┌─ Wybrany fragment
1. Data: 2003-08-28 06:17:21
Temat: RP: SKOK Będzie drożej niż w bankach
Od: "S.Stefanek" <s...@P...onet.pl>
http://www.rzeczpospolita.pl/gazeta/wydanie_030828/e
konomia/ekonomia_a_9.html
Spółdzielcze kasy oszczędnościowo-kredytowe (SKOK) nie będą zwolnione z
podatku dochodowego. Jednocześnie tworzone przez nie rezerwy na kredyty
przeterminowane nie będą mogły być zaliczane do kosztów uzyskania
przychodów - wynika z rządowego projektu zmian w ustawie o podatku
dochodowym od osób prawnych. W efekcie może okazać się, że oferta SKOK
bardzo podrożeje.
Obecnie kasy te obsługują ponad 800 tys. członków, którzy zdeponowali w nich
ponad 2,5 mld zł i zaciągnęli pożyczki na prawie 1,9 mld zł.
Kasy prowadzą działalność na podstawie ustawy o spółdzielczych kasach
oszczędnościowo-kredytowych oraz prawa spółdzielczego. Rządowy projekt
nowelizacji ustawy o podatku dochodowym od osób prawnych przewiduje pewne
ograniczenia działalności SKOK, które mogą w efekcie znacznie wpłynąć na
cenę ich oferty.
Projekt zakłada likwidację zwolnienia z podatku dochodów spółdzielczych kas
oszczędnościowo-kredytowych. - Spodziewaliśmy się, że to nastąpi. Jesteśmy
jednak bardzo zaskoczeni, że nikt się z nami nie konsultował w sprawie tych
zmian - powiedział "Rz" Grzegorz Bierecki prezes Kasy Krajowej. Dodał, że w
większości krajów europejskich kasy mogą korzystać z wielu ulg i ich
działalność jest dużo bardziej niż w Polsce wspierana przez państwo.
└─
┌─ Zapisy danych
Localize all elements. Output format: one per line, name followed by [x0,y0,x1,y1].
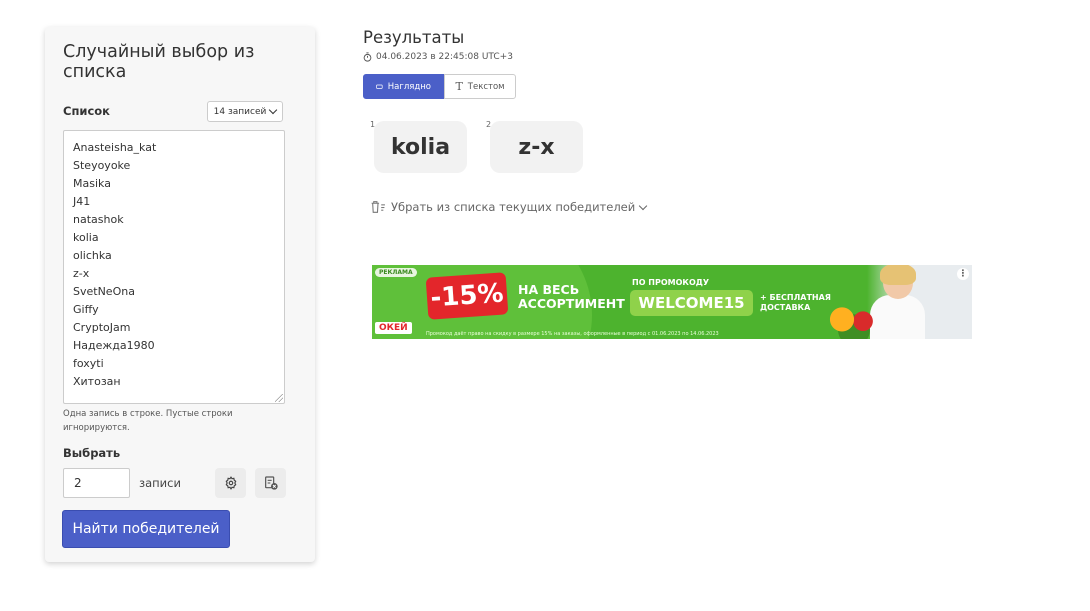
ad-menu-icon[interactable]: ⋮ [957,268,969,280]
list-entry: z-x [73,267,90,280]
ad-headline-line2: АССОРТИМЕНТ [518,296,625,311]
find-winners-button[interactable]: Найти победителей [62,510,230,548]
list-entry: kolia [73,231,99,244]
monitor-icon [376,84,383,89]
list-label: Список [63,104,110,118]
ad-vegetables-image [824,305,884,339]
resize-handle[interactable] [275,394,283,402]
card-title: Случайный выбор из списка [63,42,255,82]
list-entry: olichka [73,249,112,262]
ad-label: РЕКЛАМА [375,268,417,277]
stopwatch-icon [363,52,372,62]
tab-visual[interactable]: Наглядно [363,74,444,99]
tab-visual-label: Наглядно [387,81,431,92]
winner-card: kolia [374,121,467,173]
list-entry: Anasteisha_kat [73,141,157,154]
random-picker-card: Случайный выбор из списка Список 14 запи… [45,27,315,562]
ad-promo-code: WELCOME15 [630,290,753,316]
ad-promo-label: ПО ПРОМОКОДУ [632,278,710,287]
ad-free-line1: + БЕСПЛАТНАЯ [760,293,831,302]
winner-card: z-x [490,121,583,173]
clear-list-button[interactable] [255,468,286,498]
list-entry: J41 [73,195,91,208]
winner-count-input[interactable] [63,468,130,498]
remove-winners-label: Убрать из списка текущих победителей [391,200,636,214]
list-entry: Steyoyoke [73,159,131,172]
results-title: Результаты [363,28,465,47]
tab-text[interactable]: T Текстом [444,74,516,99]
chevron-down-icon [638,201,648,210]
results-timestamp: 04.06.2023 в 22:45:08 UTC+3 [363,52,513,62]
list-entry: Giffy [73,303,99,316]
list-entry: CryptoJam [73,321,131,334]
choose-unit: записи [139,476,181,490]
view-mode-toggle: Наглядно T Текстом [363,74,516,99]
tab-text-label: Текстом [467,81,505,92]
remove-winners-link[interactable]: Убрать из списка текущих победителей [370,200,648,214]
ad-fine-print: Промокод даёт право на скидку в размере … [426,331,719,337]
entry-count-dropdown[interactable]: 14 записей [207,101,283,122]
ad-brand-logo: ОКЕЙ [375,322,412,334]
list-entry: Хитозан [73,375,121,388]
entry-count-label: 14 записей [213,106,267,117]
chevron-down-icon [269,105,278,115]
list-hint: Одна запись в строке. Пустые строки игно… [63,409,233,433]
entries-textarea[interactable]: Anasteisha_kat Steyoyoke Masika J41 nata… [63,130,285,404]
ad-person-hair [880,265,916,285]
ad-free-delivery: + БЕСПЛАТНАЯ ДОСТАВКА [760,293,831,313]
choose-label: Выбрать [63,446,121,460]
ad-headline-line1: НА ВЕСЬ [518,282,580,297]
document-remove-icon [264,476,278,490]
ad-banner[interactable]: РЕКЛАМА -15% НА ВЕСЬ АССОРТИМЕНТ ПО ПРОМ… [372,265,972,339]
ad-free-line2: ДОСТАВКА [760,303,811,312]
ad-discount: -15% [425,272,509,320]
list-entry: SvetNeOna [73,285,135,298]
text-format-icon: T [455,80,463,93]
trash-list-icon [371,201,385,213]
settings-button[interactable] [215,468,246,498]
list-entry: Masika [73,177,111,190]
gear-icon [225,476,236,490]
list-entry: natashok [73,213,124,226]
list-entry: Надежда1980 [73,339,155,352]
results-date: 04.06.2023 в 22:45:08 UTC+3 [376,52,513,62]
list-entry: foxyti [73,357,104,370]
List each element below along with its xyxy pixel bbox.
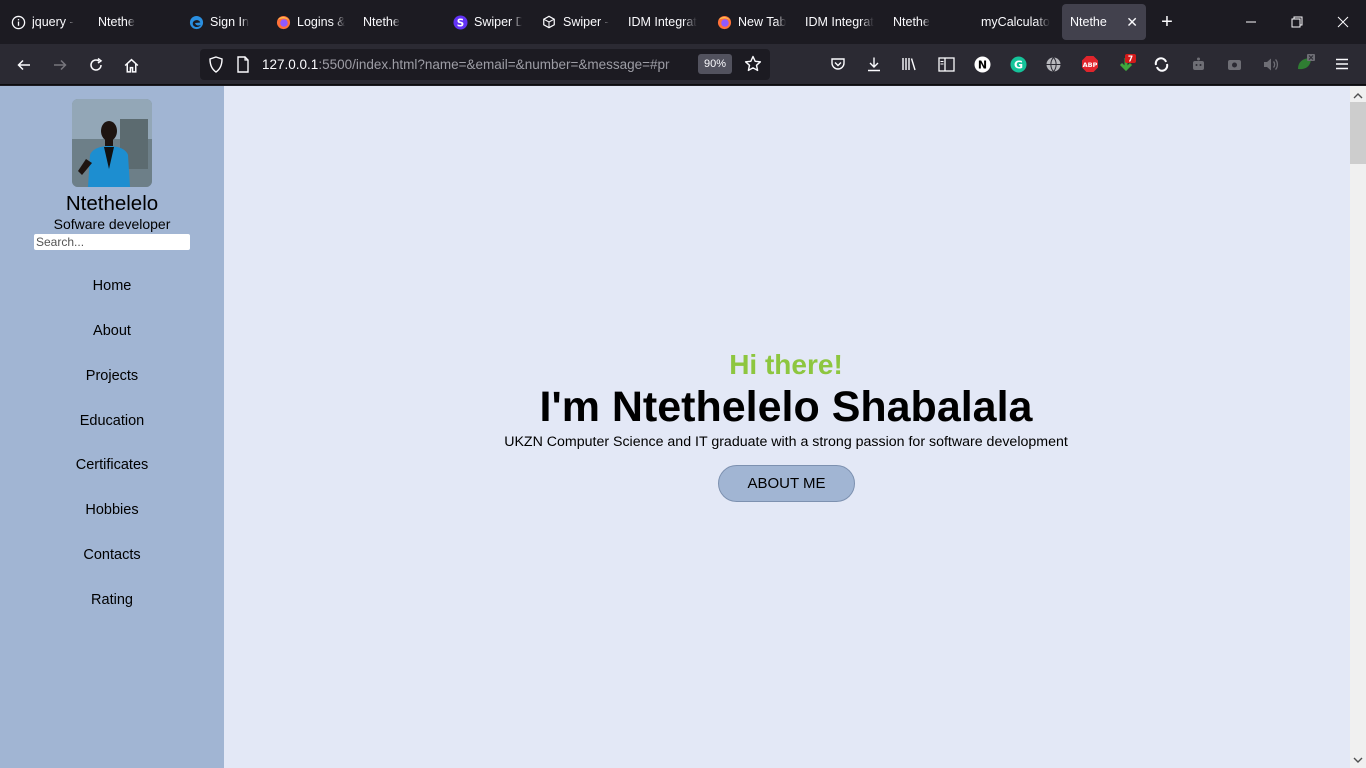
└─
**Zadanie pisemne A**
Proszę określić, czy poniższe stwierdzenia są zgodne z tekstem o kasach SKOK, odpowiadając „tak” lub „nie” i przytaczając rozstrzygające słowa tekstu: (i) kasy SKOK zostaną zwolnione z podatku dochodowego; (ii) kasy obsługują obecnie ponad 800 tys. członków; (iii) prezes Kasy Krajowej stwierdził, że konsultowano z kasami planowane zmiany.
**Zadanie pisemne B**
Proszę podać dalszy ciąg tekstu o kasach SKOK, zaczynając od miejsca, w którym się on kończy.
Wykaz nie ma w tym przypadku żadnego znaczenia.

**Odpowiedź do zadania A**
(i) Nie: „Spółdzielcze kasy oszczędnościowo-kredytowe (SKOK) nie będą zwolnione z podatku dochodowego.”
(ii) Tak: „Obecnie kasy te obsługują ponad 800 tys. członków”.
(iii) Nie: „Jesteśmy jednak bardzo zaskoczeni, że nikt się z nami nie konsultował w sprawie tych zmian”.

**Odpowiedź do zadania B**
Z projektu nowelizacji wynika, że kasy będą musiały płacić podatek dochodowy
od przychodów należnych z tytułu udzielonych pożyczek i kredytów, bez
możliwości pomniejszania podstawy opodatkowania o rezerwy na ryzyko związane
z ich udzielaniem w takim zakresie, w jakim mogą to czynić inne instytucje,
np. banki. - Przy okazji likwidacji zwolnienia nie umożliwiono nam
prowadzenia działalności na zasadach równorzędnych z innymi instytucjami -
twierdzi Bierecki. W jego opinii po wprowadzeniu takich zapisów SKOK znajdą
się w sytuacji znacznie gorszej niż banki.
- Nasza oferta, skierowana głównie do mniej zamożnej części społeczeństwa,
podrożeje. Kredyty będą wyżej oprocentowane, a odsetki od depozytów
zmaleją - mówi Bierecki.
Zdaniem mecenasa Andrzeja Zwary z Kancelarii Głuchowski, Rodziewicz,
Jedliński, Zwara szukanie przez rząd w ten sposób dochodów podatkowych jest
nieporozumieniem, gdyż pośrednio uderza w najbiedniejszą część
społeczeństwa. - Jeśli zostanie zlikwidowane zwolnienie z podatku, to kasy
powinny być traktowane na takich samych zasadach jak banki - twierdzi Zwara.
Również zdaniem Rafała Ciołka, doradcy podatkowego w Deloitte & Touche,
zarzuty przedstawicieli kas są słuszne, zwłaszcza w kwestii dostosowania
przepisów dotyczących działalności SKOK do działalności banków w zakresie
tworzenia rezerw.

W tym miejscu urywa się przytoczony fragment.